» **Instruction**
Can you output the records below exactly as they are written?

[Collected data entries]
•••••

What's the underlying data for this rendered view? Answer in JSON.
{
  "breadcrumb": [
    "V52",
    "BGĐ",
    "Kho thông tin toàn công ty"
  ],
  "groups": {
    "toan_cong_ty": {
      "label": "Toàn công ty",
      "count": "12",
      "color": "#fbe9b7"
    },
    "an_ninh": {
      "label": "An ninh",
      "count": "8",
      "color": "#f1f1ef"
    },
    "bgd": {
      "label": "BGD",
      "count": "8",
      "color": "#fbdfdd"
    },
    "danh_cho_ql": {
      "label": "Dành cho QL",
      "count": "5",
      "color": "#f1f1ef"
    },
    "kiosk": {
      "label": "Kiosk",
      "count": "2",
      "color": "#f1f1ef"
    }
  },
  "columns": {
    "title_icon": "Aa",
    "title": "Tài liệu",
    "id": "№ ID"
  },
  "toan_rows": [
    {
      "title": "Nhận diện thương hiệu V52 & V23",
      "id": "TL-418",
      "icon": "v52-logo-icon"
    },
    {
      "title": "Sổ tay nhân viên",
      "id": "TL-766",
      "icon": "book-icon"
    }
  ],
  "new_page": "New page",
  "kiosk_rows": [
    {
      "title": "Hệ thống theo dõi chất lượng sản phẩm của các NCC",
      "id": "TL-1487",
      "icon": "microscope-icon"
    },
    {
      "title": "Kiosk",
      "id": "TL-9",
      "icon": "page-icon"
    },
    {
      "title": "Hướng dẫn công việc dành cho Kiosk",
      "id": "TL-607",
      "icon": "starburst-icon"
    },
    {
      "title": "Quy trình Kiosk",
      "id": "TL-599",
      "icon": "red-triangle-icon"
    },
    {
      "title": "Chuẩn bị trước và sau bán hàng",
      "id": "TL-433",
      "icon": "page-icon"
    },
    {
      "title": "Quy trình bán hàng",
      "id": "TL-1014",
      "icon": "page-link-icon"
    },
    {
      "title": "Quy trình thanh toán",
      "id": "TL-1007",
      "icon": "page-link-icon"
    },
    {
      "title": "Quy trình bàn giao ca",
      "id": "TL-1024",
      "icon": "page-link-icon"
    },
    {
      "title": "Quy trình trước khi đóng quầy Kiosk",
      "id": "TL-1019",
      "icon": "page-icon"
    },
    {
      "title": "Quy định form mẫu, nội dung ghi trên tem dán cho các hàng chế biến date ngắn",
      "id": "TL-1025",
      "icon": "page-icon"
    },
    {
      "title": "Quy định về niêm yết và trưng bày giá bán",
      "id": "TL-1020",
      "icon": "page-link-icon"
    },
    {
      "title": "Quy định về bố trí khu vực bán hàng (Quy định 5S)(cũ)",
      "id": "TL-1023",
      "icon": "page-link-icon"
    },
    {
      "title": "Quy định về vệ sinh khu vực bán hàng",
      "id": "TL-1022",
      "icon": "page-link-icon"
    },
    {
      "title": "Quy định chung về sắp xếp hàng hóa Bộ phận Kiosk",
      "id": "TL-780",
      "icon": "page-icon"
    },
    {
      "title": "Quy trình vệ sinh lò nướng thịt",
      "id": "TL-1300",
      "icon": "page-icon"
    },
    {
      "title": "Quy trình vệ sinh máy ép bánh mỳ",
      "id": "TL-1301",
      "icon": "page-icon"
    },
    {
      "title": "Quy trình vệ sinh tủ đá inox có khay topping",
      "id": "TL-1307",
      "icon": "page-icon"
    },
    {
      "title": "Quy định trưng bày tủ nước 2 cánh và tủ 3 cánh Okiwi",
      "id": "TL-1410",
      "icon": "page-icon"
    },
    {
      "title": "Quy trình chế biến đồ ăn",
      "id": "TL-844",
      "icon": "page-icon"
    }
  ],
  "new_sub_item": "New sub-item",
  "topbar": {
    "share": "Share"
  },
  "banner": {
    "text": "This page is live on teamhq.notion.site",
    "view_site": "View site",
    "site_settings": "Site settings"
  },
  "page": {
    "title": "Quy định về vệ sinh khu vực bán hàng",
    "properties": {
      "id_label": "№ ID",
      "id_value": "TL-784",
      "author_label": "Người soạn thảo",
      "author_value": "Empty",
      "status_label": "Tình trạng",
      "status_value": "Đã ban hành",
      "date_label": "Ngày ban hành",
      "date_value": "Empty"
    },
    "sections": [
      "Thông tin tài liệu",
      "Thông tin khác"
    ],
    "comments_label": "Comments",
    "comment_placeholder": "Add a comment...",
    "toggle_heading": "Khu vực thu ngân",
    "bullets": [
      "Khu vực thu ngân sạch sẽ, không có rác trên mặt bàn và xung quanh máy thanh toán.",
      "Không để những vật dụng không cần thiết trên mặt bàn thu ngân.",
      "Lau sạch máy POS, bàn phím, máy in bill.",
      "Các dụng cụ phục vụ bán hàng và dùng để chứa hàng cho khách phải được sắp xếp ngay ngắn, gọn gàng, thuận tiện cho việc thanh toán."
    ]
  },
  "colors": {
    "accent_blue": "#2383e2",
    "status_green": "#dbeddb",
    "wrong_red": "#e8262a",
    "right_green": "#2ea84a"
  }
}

•••••

» **Completed exercise**
What's the underlying data for this rendered view? Answer in JSON.
{
  "breadcrumb": [
    "V52",
    "BGĐ",
    "Kho thông tin toàn công ty"
  ],
  "groups": {
    "toan_cong_ty": {
      "label": "Toàn công ty",
      "count": "12",
      "color": "#fbe9b7"
    },
    "an_ninh": {
      "label": "An ninh",
      "count": "8",
      "color": "#f1f1ef"
    },
    "bgd": {
      "label": "BGD",
      "count": "8",
      "color": "#fbdfdd"
    },
    "danh_cho_ql": {
      "label": "Dành cho QL",
      "count": "5",
      "color": "#f1f1ef"
    },
    "kiosk": {
      "label": "Kiosk",
      "count": "2",
      "color": "#f1f1ef"
    }
  },
  "columns": {
    "title_icon": "Aa",
    "title": "Tài liệu",
    "id": "№ ID"
  },
  "toan_rows": [
    {
      "title": "Nhận diện thương hiệu V52 & V23",
      "id": "TL-418",
      "icon": "v52-logo-icon"
    },
    {
      "title": "Sổ tay nhân viên",
      "id": "TL-766",
      "icon": "book-icon"
    }
  ],
  "new_page": "New page",
  "kiosk_rows": [
    {
      "title": "Hệ thống theo dõi chất lượng sản phẩm của các NCC",
      "id": "TL-1487",
      "icon": "microscope-icon"
    },
    {
      "title": "Kiosk",
      "id": "TL-9",
      "icon": "page-icon"
    },
    {
      "title": "Hướng dẫn công việc dành cho Kiosk",
      "id": "TL-607",
      "icon": "starburst-icon"
    },
    {
      "title": "Quy trình Kiosk",
      "id": "TL-599",
      "icon": "red-triangle-icon"
    },
    {
      "title": "Chuẩn bị trước và sau bán hàng",
      "id": "TL-433",
      "icon": "page-icon"
    },
    {
      "title": "Quy trình bán hàng",
      "id": "TL-1014",
      "icon": "page-link-icon"
    },
    {
      "title": "Quy trình thanh toán",
      "id": "TL-1007",
      "icon": "page-link-icon"
    },
    {
      "title": "Quy trình bàn giao ca",
      "id": "TL-1024",
      "icon": "page-link-icon"
    },
    {
      "title": "Quy trình trước khi đóng quầy Kiosk",
      "id": "TL-1019",
      "icon": "page-icon"
    },
    {
      "title": "Quy định form mẫu, nội dung ghi trên tem dán cho các hàng chế biến date ngắn",
      "id": "TL-1025",
      "icon": "page-icon"
    },
    {
      "title": "Quy định về niêm yết và trưng bày giá bán",
      "id": "TL-1020",
      "icon": "page-link-icon"
    },
    {
      "title": "Quy định về bố trí khu vực bán hàng (Quy định 5S)(cũ)",
      "id": "TL-1023",
      "icon": "page-link-icon"
    },
    {
      "title": "Quy định về vệ sinh khu vực bán hàng",
      "id": "TL-1022",
      "icon": "page-link-icon"
    },
    {
      "title": "Quy định chung về sắp xếp hàng hóa Bộ phận Kiosk",
      "id": "TL-780",
      "icon": "page-icon"
    },
    {
      "title": "Quy trình vệ sinh lò nướng thịt",
      "id": "TL-1300",
      "icon": "page-icon"
    },
    {
      "title": "Quy trình vệ sinh máy ép bánh mỳ",
      "id": "TL-1301",
      "icon": "page-icon"
    },
    {
      "title": "Quy trình vệ sinh tủ đá inox có khay topping",
      "id": "TL-1307",
      "icon": "page-icon"
    },
    {
      "title": "Quy định trưng bày tủ nước 2 cánh và tủ 3 cánh Okiwi",
      "id": "TL-1410",
      "icon": "page-icon"
    },
    {
      "title": "Quy trình chế biến đồ ăn",
      "id": "TL-844",
      "icon": "page-icon"
    }
  ],
  "new_sub_item": "New sub-item",
  "topbar": {
    "share": "Share"
  },
  "banner": {
    "text": "This page is live on teamhq.notion.site",
    "view_site": "View site",
    "site_settings": "Site settings"
  },
  "page": {
    "title": "Quy định về vệ sinh khu vực bán hàng",
    "properties": {
      "id_label": "№ ID",
      "id_value": "TL-784",
      "author_label": "Người soạn thảo",
      "author_value": "Empty",
      "status_label": "Tình trạng",
      "status_value": "Đã ban hành",
      "date_label": "Ngày ban hành",
      "date_value": "Empty"
    },
    "sections": [
      "Thông tin tài liệu",
      "Thông tin khác"
    ],
    "comments_label": "Comments",
    "comment_placeholder": "Add a comment...",
    "toggle_heading": "Khu vực thu ngân",
    "bullets": [
      "Khu vực thu ngân sạch sẽ, không có rác trên mặt bàn và xung quanh máy thanh toán.",
      "Không để những vật dụng không cần thiết trên mặt bàn thu ngân.",
      "Lau sạch máy POS, bàn phím, máy in bill.",
      "Các dụng cụ phục vụ bán hàng và dùng để chứa hàng cho khách phải được sắp xếp ngay ngắn, gọn gàng, thuận tiện cho việc thanh toán."
    ]
  },
  "colors": {
    "accent_blue": "#2383e2",
    "status_green": "#dbeddb",
    "wrong_red": "#e8262a",
    "right_green": "#2ea84a"
  }
}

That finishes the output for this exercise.